→ **Exercise brief**:
Restate the full listing word for word and leave the pictures out.

→ **Information supplied**:
====
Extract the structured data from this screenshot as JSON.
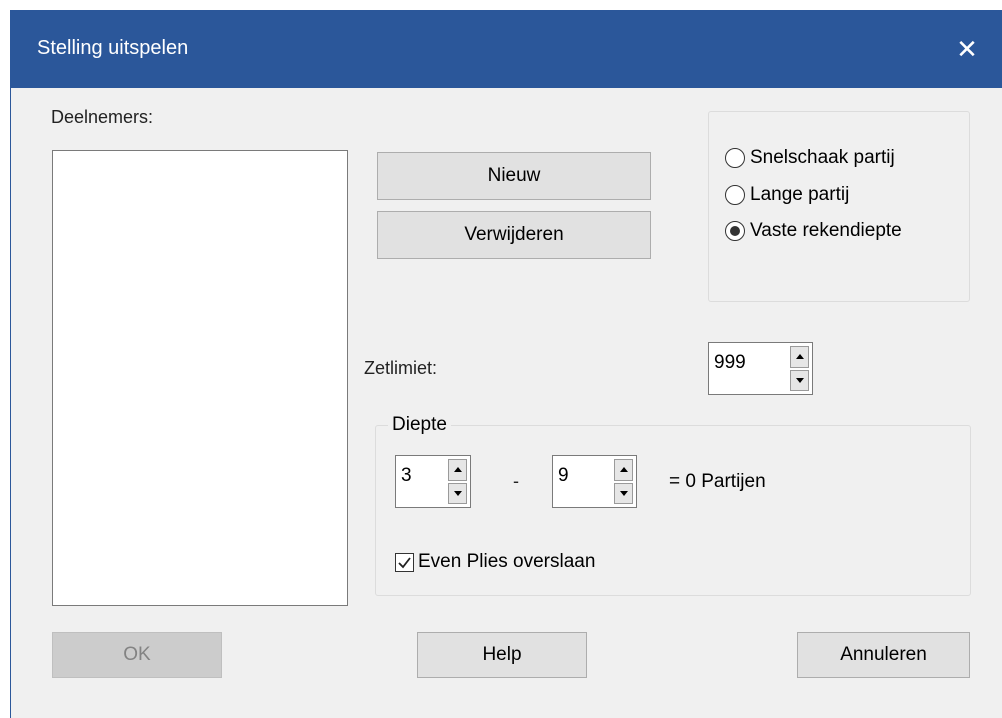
{
  "window": {
    "title": "Stelling uitspelen",
    "close_glyph": "✕"
  },
  "participants": {
    "label": "Deelnemers:"
  },
  "buttons": {
    "new": "Nieuw",
    "remove": "Verwijderen",
    "ok": "OK",
    "help": "Help",
    "cancel": "Annuleren"
  },
  "mode": {
    "options": [
      {
        "label": "Snelschaak partij",
        "selected": false
      },
      {
        "label": "Lange partij",
        "selected": false
      },
      {
        "label": "Vaste rekendiepte",
        "selected": true
      }
    ]
  },
  "move_limit": {
    "label": "Zetlimiet:",
    "value": "999"
  },
  "depth": {
    "legend": "Diepte",
    "from": "3",
    "separator": "-",
    "to": "9",
    "result": "= 0 Partijen",
    "skip_even_plies": {
      "label": "Even Plies overslaan",
      "checked": true
    }
  }
}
====
→ **Answer to the problem**:
Extract the structured data from this screenshot as JSON.
{
  "window": {
    "title": "Stelling uitspelen",
    "close_glyph": "✕"
  },
  "participants": {
    "label": "Deelnemers:"
  },
  "buttons": {
    "new": "Nieuw",
    "remove": "Verwijderen",
    "ok": "OK",
    "help": "Help",
    "cancel": "Annuleren"
  },
  "mode": {
    "options": [
      {
        "label": "Snelschaak partij",
        "selected": false
      },
      {
        "label": "Lange partij",
        "selected": false
      },
      {
        "label": "Vaste rekendiepte",
        "selected": true
      }
    ]
  },
  "move_limit": {
    "label": "Zetlimiet:",
    "value": "999"
  },
  "depth": {
    "legend": "Diepte",
    "from": "3",
    "separator": "-",
    "to": "9",
    "result": "= 0 Partijen",
    "skip_even_plies": {
      "label": "Even Plies overslaan",
      "checked": true
    }
  }
}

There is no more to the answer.